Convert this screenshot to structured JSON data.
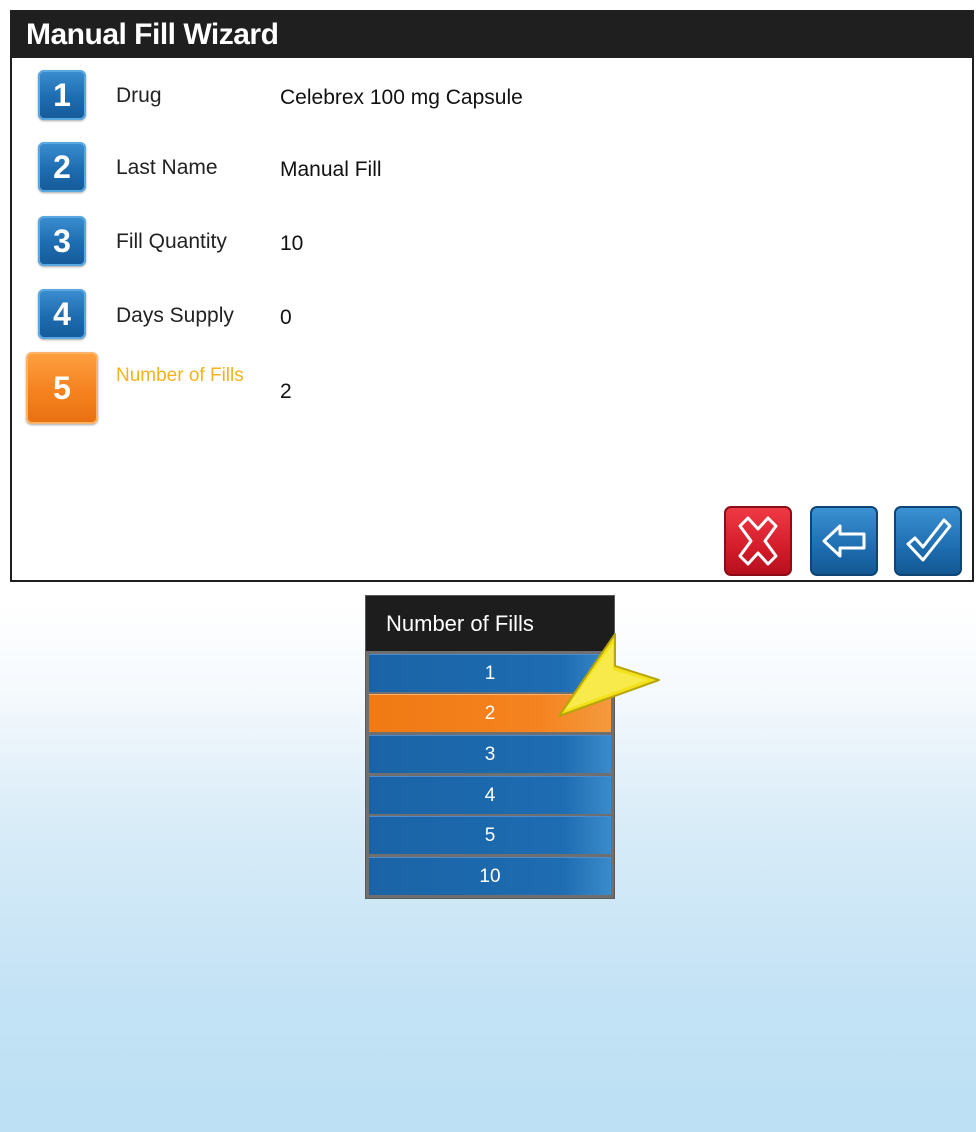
...
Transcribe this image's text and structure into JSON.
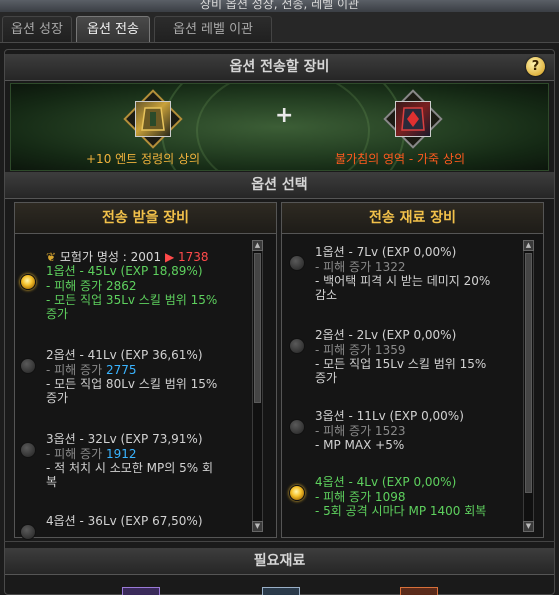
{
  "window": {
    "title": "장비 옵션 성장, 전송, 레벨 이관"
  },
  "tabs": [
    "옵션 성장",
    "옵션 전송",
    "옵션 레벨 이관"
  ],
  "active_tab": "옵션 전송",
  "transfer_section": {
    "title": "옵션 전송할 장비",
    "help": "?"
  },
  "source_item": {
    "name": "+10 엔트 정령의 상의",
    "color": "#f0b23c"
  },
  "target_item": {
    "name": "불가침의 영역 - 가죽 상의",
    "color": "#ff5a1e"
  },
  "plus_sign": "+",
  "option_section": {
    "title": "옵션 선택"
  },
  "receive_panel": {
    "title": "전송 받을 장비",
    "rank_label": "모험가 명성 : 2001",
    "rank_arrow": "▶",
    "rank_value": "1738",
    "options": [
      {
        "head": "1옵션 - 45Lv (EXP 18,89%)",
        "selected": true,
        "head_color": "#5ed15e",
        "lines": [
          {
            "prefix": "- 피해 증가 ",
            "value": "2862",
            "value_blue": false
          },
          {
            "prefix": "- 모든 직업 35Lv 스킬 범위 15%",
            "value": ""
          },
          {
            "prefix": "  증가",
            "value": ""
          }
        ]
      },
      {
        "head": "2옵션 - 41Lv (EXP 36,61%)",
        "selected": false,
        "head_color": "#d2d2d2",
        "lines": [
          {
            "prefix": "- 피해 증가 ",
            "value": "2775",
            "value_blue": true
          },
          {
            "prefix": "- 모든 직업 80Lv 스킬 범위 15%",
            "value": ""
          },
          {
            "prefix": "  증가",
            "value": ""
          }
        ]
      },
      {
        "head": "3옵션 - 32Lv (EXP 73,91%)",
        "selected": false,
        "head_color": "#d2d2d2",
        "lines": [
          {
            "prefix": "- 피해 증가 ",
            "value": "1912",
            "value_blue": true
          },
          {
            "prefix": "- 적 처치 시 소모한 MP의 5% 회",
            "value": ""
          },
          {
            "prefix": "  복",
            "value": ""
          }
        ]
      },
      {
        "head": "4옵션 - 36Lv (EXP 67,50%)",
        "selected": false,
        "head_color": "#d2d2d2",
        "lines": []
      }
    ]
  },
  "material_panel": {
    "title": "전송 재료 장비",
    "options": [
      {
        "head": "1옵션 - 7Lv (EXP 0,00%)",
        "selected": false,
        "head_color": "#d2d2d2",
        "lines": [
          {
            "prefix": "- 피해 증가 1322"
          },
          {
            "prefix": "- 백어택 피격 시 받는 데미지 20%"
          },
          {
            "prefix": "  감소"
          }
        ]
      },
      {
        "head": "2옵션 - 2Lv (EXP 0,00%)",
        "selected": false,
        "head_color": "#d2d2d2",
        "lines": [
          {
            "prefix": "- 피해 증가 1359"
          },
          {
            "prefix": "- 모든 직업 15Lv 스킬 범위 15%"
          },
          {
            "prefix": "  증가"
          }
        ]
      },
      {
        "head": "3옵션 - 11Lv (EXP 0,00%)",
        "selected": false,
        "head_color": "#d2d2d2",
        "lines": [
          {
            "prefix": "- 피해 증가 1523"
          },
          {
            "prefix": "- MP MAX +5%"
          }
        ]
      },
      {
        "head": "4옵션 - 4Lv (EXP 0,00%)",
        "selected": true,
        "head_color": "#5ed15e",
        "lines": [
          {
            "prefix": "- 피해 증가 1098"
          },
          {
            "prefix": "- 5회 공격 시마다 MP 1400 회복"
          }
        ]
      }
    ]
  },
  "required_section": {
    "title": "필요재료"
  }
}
...
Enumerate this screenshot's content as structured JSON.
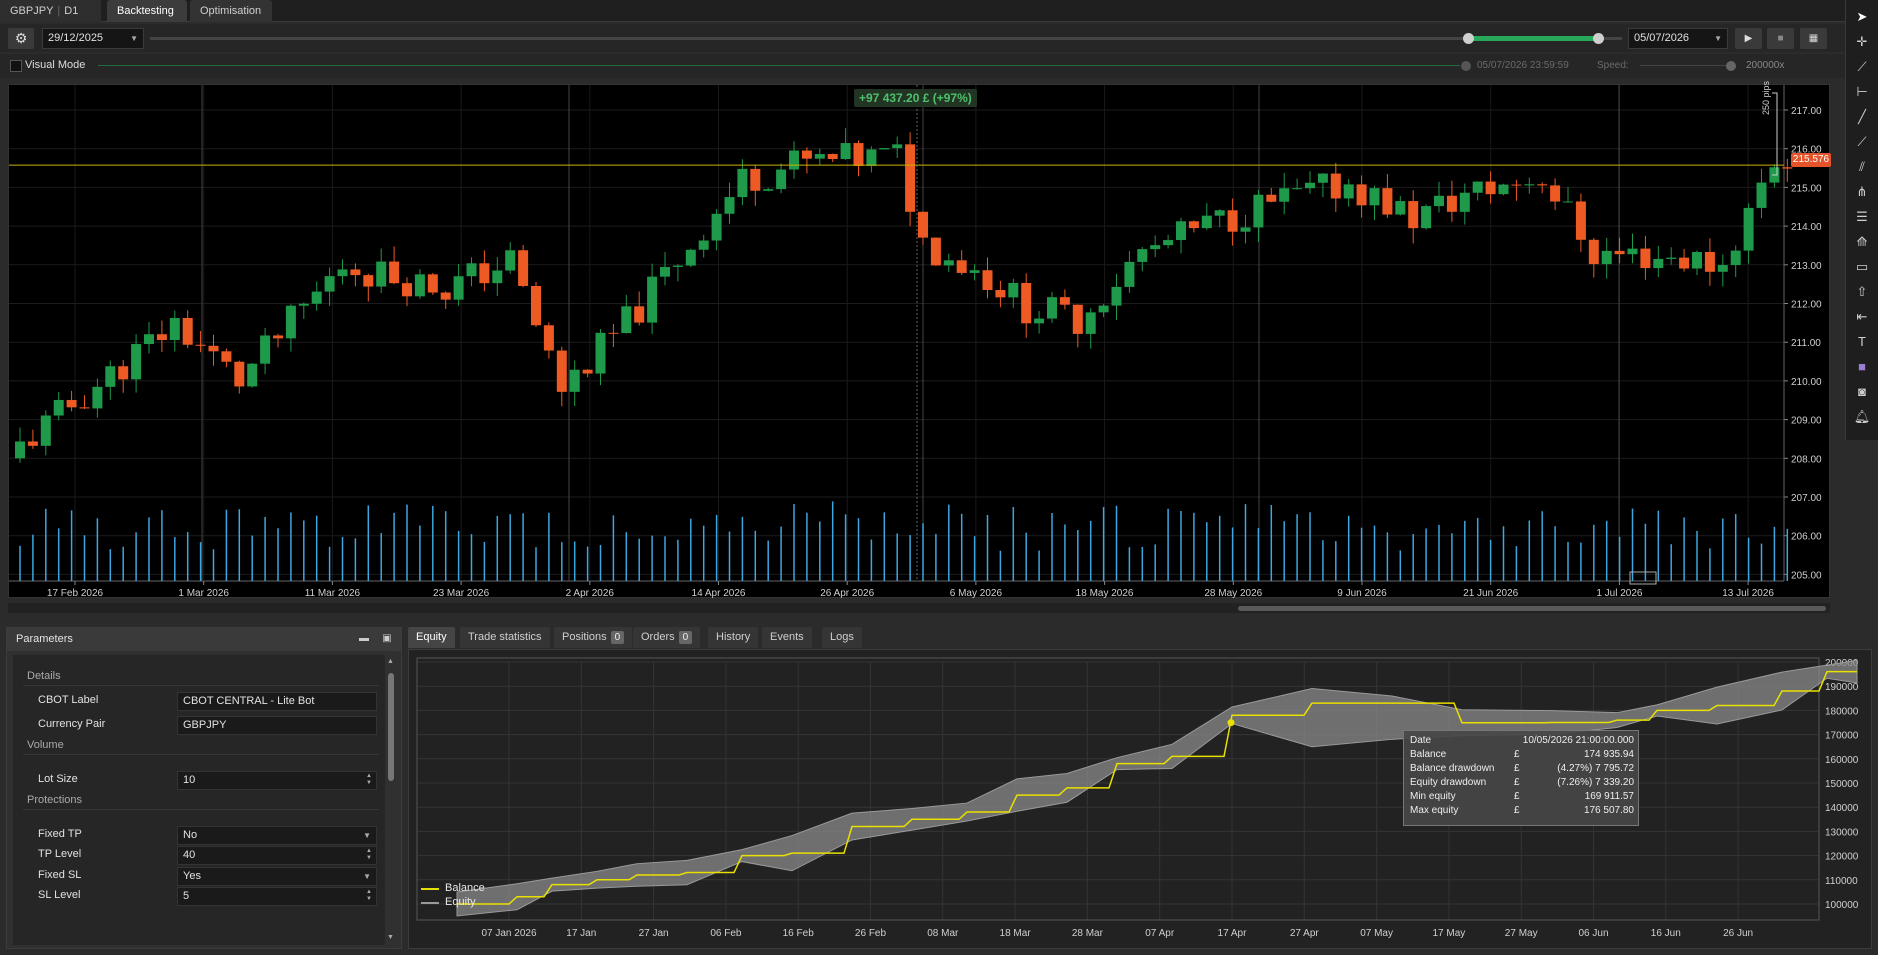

Problem details: Show every line in the entries where the string "structured" occurs.

Problem solution:
Convert this screenshot to structured JSON data.
Enumerate this screenshot's content as structured JSON.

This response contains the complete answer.